Given problem »
All lines below must be repeated exactly, with the pictures omitted.

Data listing »
[start]

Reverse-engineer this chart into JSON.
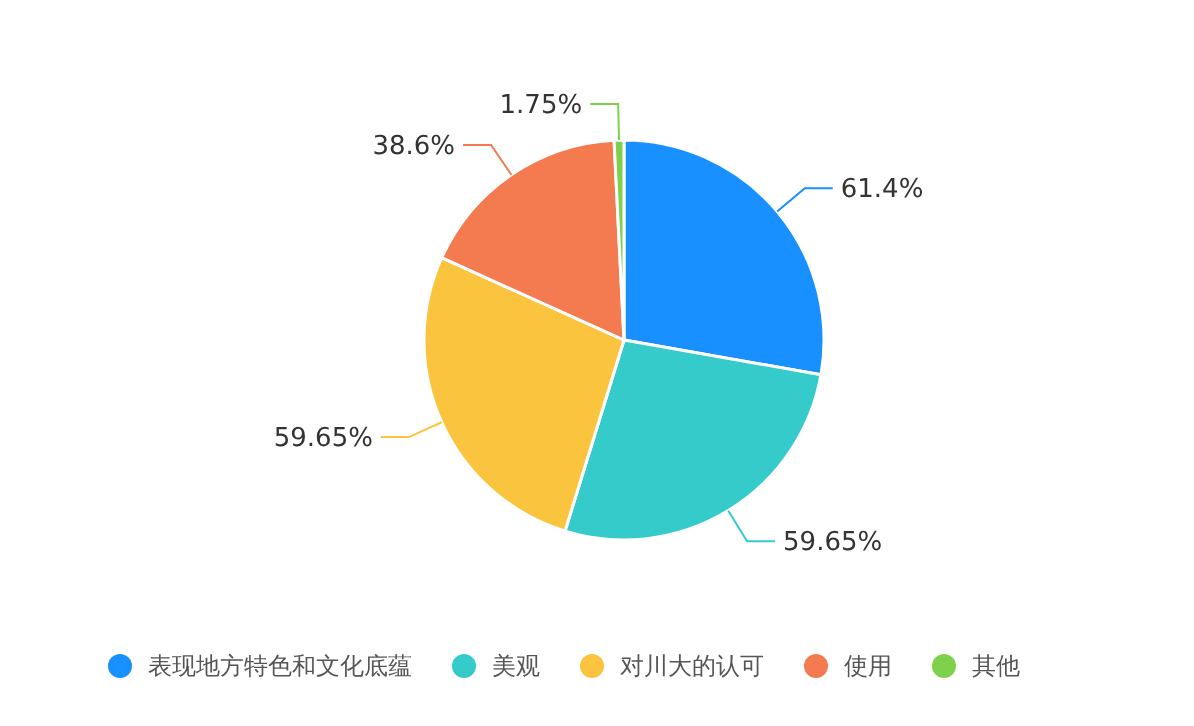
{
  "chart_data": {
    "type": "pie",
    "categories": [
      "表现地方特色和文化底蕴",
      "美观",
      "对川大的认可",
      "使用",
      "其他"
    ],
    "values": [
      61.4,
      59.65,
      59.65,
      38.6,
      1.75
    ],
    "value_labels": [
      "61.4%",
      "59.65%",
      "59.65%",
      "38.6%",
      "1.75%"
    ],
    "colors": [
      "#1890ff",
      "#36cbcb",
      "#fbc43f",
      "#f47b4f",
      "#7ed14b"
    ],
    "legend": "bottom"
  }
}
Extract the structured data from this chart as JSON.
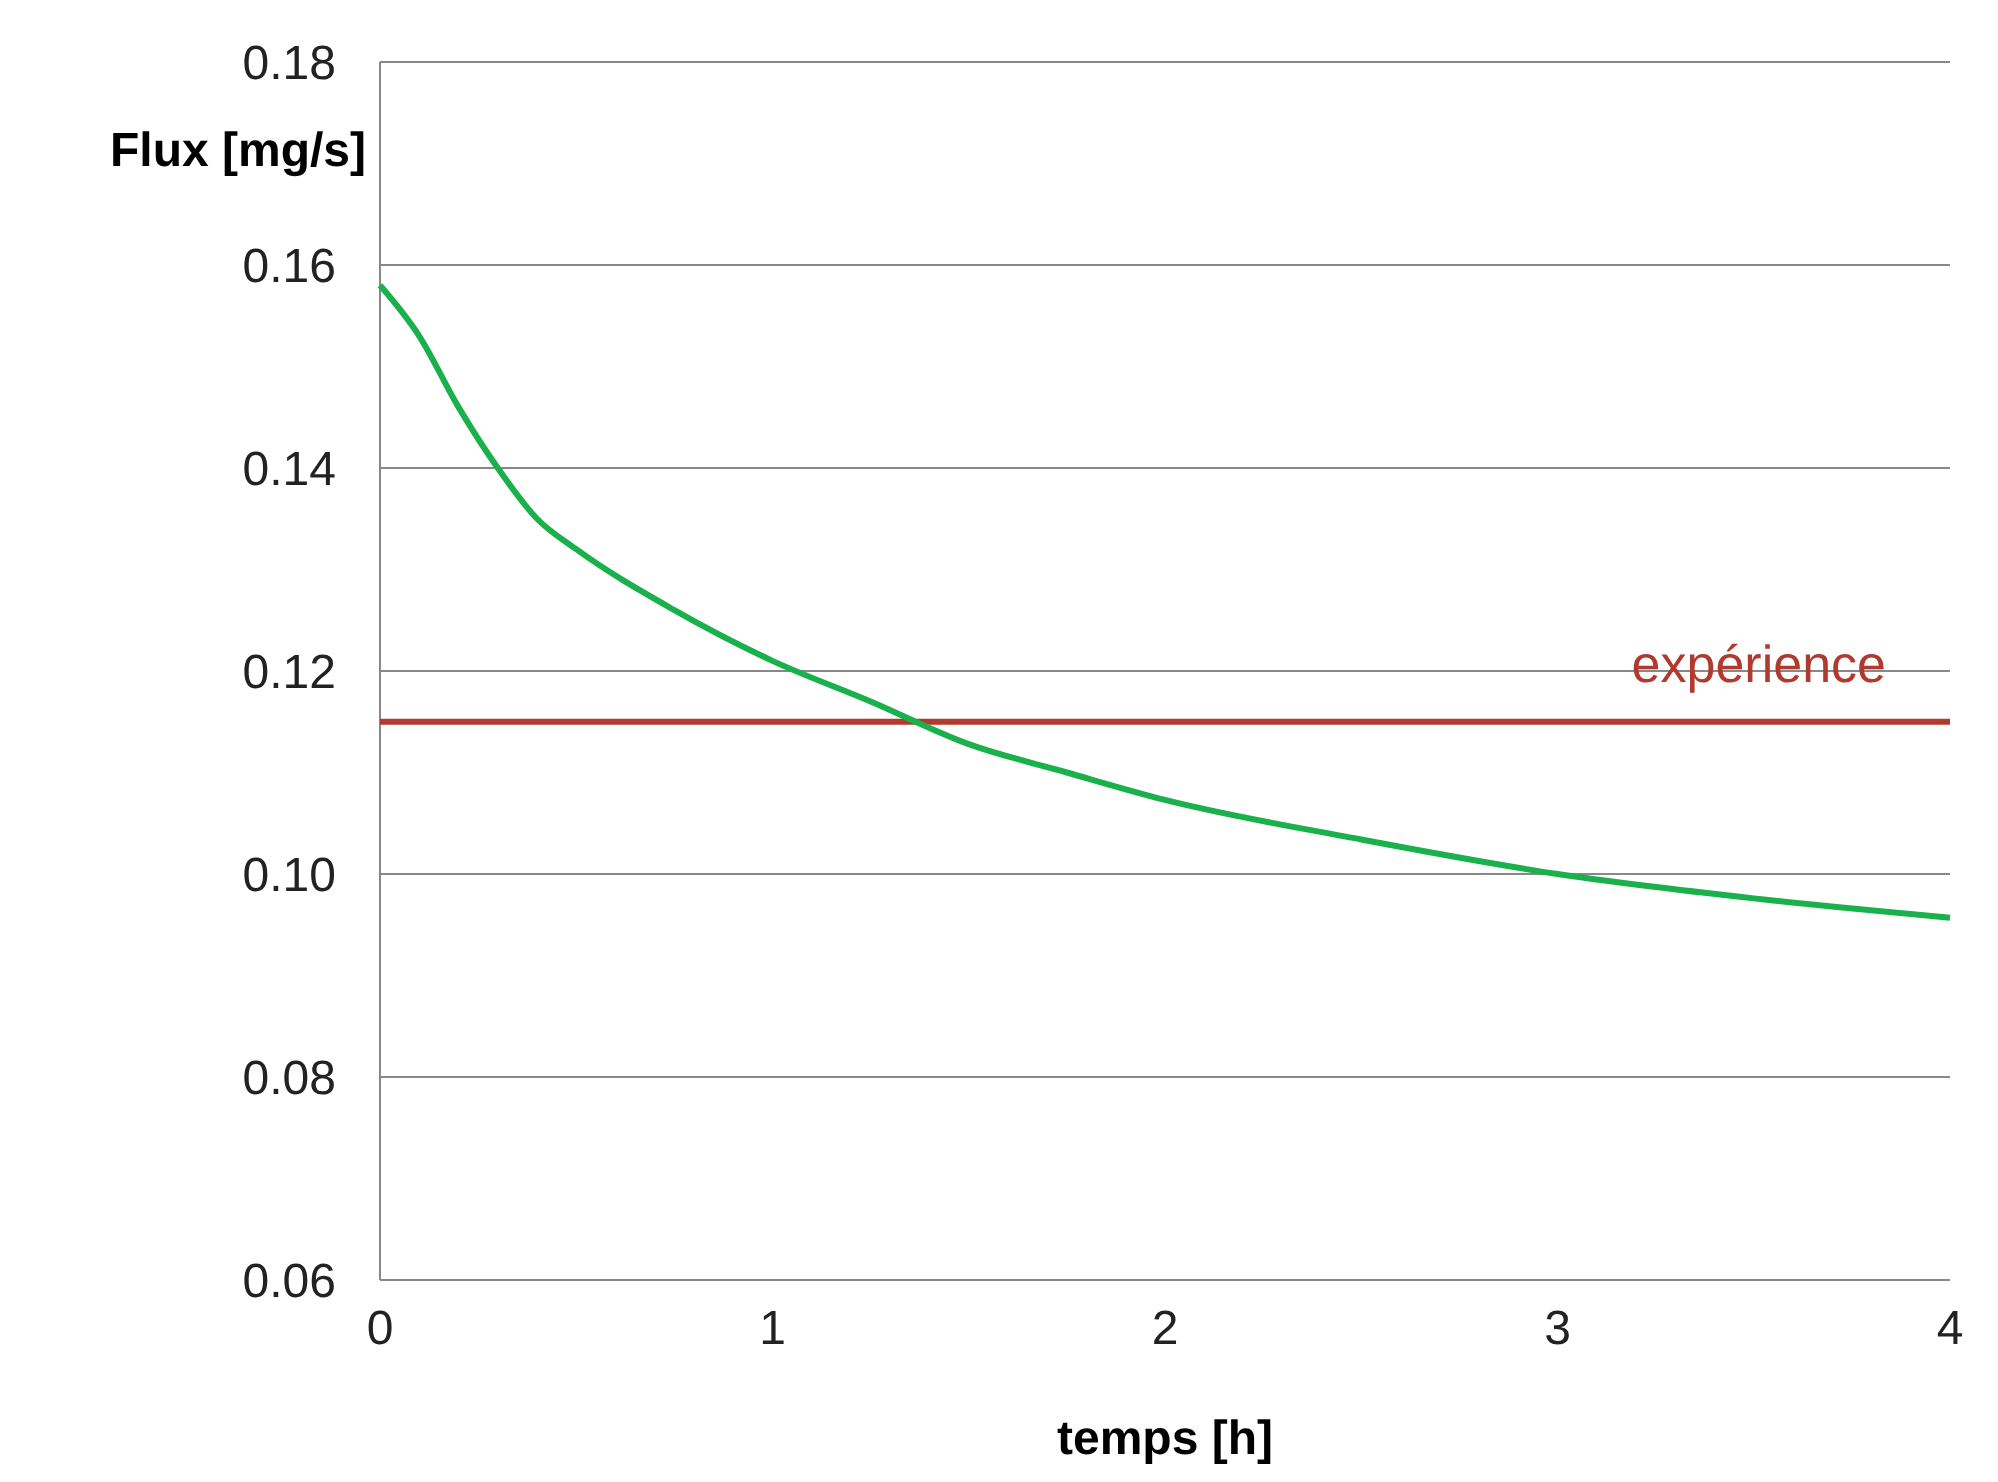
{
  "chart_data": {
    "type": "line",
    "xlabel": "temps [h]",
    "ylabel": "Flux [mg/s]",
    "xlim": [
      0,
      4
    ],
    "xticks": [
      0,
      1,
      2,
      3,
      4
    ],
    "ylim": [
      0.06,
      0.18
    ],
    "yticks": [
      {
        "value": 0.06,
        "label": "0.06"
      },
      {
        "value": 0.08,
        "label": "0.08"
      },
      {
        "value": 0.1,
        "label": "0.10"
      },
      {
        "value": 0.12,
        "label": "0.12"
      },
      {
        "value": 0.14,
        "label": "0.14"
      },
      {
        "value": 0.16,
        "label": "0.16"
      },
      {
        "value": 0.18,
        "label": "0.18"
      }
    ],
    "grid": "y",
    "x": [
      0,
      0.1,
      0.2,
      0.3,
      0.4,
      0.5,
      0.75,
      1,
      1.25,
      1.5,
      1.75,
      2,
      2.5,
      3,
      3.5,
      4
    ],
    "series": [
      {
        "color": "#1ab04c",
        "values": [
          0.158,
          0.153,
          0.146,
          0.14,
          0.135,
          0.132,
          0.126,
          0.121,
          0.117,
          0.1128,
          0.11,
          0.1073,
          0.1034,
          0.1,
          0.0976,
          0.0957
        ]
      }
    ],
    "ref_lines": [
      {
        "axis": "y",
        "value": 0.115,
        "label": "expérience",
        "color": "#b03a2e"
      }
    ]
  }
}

[end]

Task response »
Reverse-engineer this chart into JSON.
{
  "chart_data": {
    "type": "pie",
    "categories": [
      "表现地方特色和文化底蕴",
      "美观",
      "对川大的认可",
      "使用",
      "其他"
    ],
    "values": [
      61.4,
      59.65,
      59.65,
      38.6,
      1.75
    ],
    "value_labels": [
      "61.4%",
      "59.65%",
      "59.65%",
      "38.6%",
      "1.75%"
    ],
    "colors": [
      "#1890ff",
      "#36cbcb",
      "#fbc43f",
      "#f47b4f",
      "#7ed14b"
    ],
    "legend": "bottom"
  }
}
Extract the structured data from this chart as JSON.
{
  "chart_data": {
    "type": "line",
    "xlabel": "temps [h]",
    "ylabel": "Flux [mg/s]",
    "xlim": [
      0,
      4
    ],
    "xticks": [
      0,
      1,
      2,
      3,
      4
    ],
    "ylim": [
      0.06,
      0.18
    ],
    "yticks": [
      {
        "value": 0.06,
        "label": "0.06"
      },
      {
        "value": 0.08,
        "label": "0.08"
      },
      {
        "value": 0.1,
        "label": "0.10"
      },
      {
        "value": 0.12,
        "label": "0.12"
      },
      {
        "value": 0.14,
        "label": "0.14"
      },
      {
        "value": 0.16,
        "label": "0.16"
      },
      {
        "value": 0.18,
        "label": "0.18"
      }
    ],
    "grid": "y",
    "x": [
      0,
      0.1,
      0.2,
      0.3,
      0.4,
      0.5,
      0.75,
      1,
      1.25,
      1.5,
      1.75,
      2,
      2.5,
      3,
      3.5,
      4
    ],
    "series": [
      {
        "color": "#1ab04c",
        "values": [
          0.158,
          0.153,
          0.146,
          0.14,
          0.135,
          0.132,
          0.126,
          0.121,
          0.117,
          0.1128,
          0.11,
          0.1073,
          0.1034,
          0.1,
          0.0976,
          0.0957
        ]
      }
    ],
    "ref_lines": [
      {
        "axis": "y",
        "value": 0.115,
        "label": "expérience",
        "color": "#b03a2e"
      }
    ]
  }
}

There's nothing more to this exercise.